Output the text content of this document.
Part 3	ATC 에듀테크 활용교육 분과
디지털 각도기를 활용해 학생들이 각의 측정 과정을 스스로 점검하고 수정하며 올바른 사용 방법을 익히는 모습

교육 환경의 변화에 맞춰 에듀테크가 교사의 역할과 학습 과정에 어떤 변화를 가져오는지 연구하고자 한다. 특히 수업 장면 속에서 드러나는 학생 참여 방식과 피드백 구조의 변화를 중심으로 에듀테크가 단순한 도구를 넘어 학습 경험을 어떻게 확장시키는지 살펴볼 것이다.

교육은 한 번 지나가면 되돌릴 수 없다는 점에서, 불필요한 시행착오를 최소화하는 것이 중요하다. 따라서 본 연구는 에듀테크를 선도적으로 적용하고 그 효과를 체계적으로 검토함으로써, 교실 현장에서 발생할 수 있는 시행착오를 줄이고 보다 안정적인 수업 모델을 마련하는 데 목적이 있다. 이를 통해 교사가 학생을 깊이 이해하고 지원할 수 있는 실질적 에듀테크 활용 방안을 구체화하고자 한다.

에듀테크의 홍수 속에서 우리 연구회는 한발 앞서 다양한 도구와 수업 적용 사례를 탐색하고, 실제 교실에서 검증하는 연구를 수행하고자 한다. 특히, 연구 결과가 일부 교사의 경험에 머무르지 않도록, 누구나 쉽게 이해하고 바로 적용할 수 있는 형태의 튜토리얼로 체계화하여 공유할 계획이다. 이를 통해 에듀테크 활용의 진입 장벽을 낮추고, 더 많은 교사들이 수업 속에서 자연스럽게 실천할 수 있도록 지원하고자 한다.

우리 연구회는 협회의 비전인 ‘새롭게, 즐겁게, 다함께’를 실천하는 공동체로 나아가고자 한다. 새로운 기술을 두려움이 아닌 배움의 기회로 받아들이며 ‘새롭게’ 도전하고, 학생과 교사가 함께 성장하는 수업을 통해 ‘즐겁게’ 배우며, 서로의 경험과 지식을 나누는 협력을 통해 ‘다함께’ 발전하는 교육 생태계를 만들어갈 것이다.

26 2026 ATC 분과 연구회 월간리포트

Your goal: Return each entry from above without altering a single character.

Answer to this exercise:
Output the text content of this document.
Part 3	ATC 에듀테크 활용교육 분과
디지털 각도기를 활용해 학생들이 각의 측정 과정을 스스로 점검하고 수정하며 올바른 사용 방법을 익히는 모습

교육 환경의 변화에 맞춰 에듀테크가 교사의 역할과 학습 과정에 어떤 변화를 가져오는지 연구하고자 한다. 특히 수업 장면 속에서 드러나는 학생 참여 방식과 피드백 구조의 변화를 중심으로 에듀테크가 단순한 도구를 넘어 학습 경험을 어떻게 확장시키는지 살펴볼 것이다.

교육은 한 번 지나가면 되돌릴 수 없다는 점에서, 불필요한 시행착오를 최소화하는 것이 중요하다. 따라서 본 연구는 에듀테크를 선도적으로 적용하고 그 효과를 체계적으로 검토함으로써, 교실 현장에서 발생할 수 있는 시행착오를 줄이고 보다 안정적인 수업 모델을 마련하는 데 목적이 있다. 이를 통해 교사가 학생을 깊이 이해하고 지원할 수 있는 실질적 에듀테크 활용 방안을 구체화하고자 한다.

에듀테크의 홍수 속에서 우리 연구회는 한발 앞서 다양한 도구와 수업 적용 사례를 탐색하고, 실제 교실에서 검증하는 연구를 수행하고자 한다. 특히, 연구 결과가 일부 교사의 경험에 머무르지 않도록, 누구나 쉽게 이해하고 바로 적용할 수 있는 형태의 튜토리얼로 체계화하여 공유할 계획이다. 이를 통해 에듀테크 활용의 진입 장벽을 낮추고, 더 많은 교사들이 수업 속에서 자연스럽게 실천할 수 있도록 지원하고자 한다.

우리 연구회는 협회의 비전인 ‘새롭게, 즐겁게, 다함께’를 실천하는 공동체로 나아가고자 한다. 새로운 기술을 두려움이 아닌 배움의 기회로 받아들이며 ‘새롭게’ 도전하고, 학생과 교사가 함께 성장하는 수업을 통해 ‘즐겁게’ 배우며, 서로의 경험과 지식을 나누는 협력을 통해 ‘다함께’ 발전하는 교육 생태계를 만들어갈 것이다.

26 2026 ATC 분과 연구회 월간리포트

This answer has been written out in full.